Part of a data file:
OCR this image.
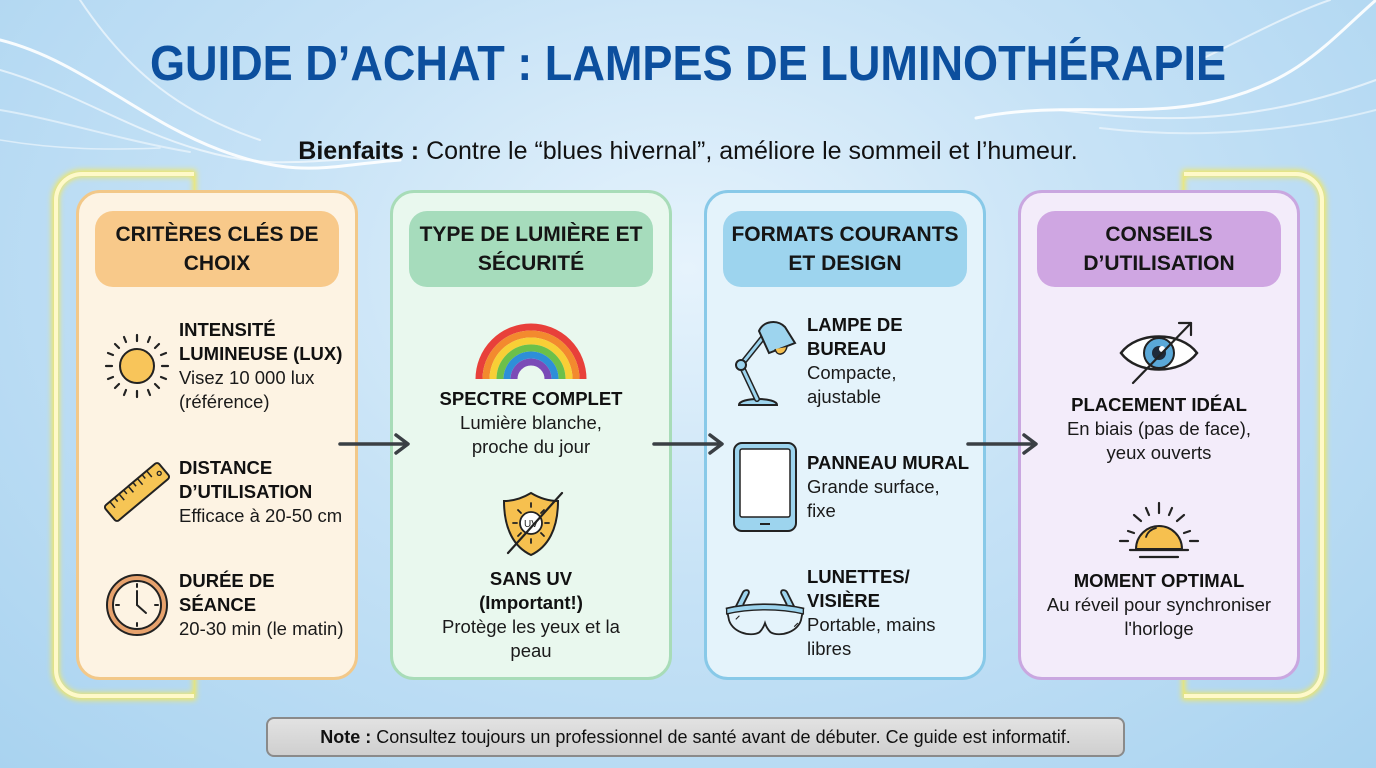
GUIDE D’ACHAT : LAMPES DE LUMINOTHÉRAPIE
Bienfaits : Contre le “blues hivernal”, améliore le sommeil et l’humeur.
CRITÈRES CLÉS DE CHOIX
INTENSITÉ LUMINEUSE (LUX)
Visez 10 000 lux (référence)
DISTANCE D’UTILISATION
Efficace à 20-50 cm
DURÉE DE SÉANCE
20-30 min (le matin)
TYPE DE LUMIÈRE ET SÉCURITÉ
SPECTRE COMPLET
Lumière blanche, proche du jour
UV
SANS UV (Important!)
Protège les yeux et la peau
FORMATS COURANTS ET DESIGN
LAMPE DE BUREAU
Compacte, ajustable
PANNEAU MURAL
Grande surface, fixe
LUNETTES/ VISIÈRE
Portable, mains libres
CONSEILS D’UTILISATION
PLACEMENT IDÉAL
En biais (pas de face), yeux ouverts
MOMENT OPTIMAL
Au réveil pour synchroniser l'horloge
Note : Consultez toujours un professionnel de santé avant de débuter. Ce guide est informatif.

▸ What is expected
Go through the material line by line. Show each line that contains the string "yeux".

▸ Full output
Protège les yeux et la peau
En biais (pas de face), yeux ouverts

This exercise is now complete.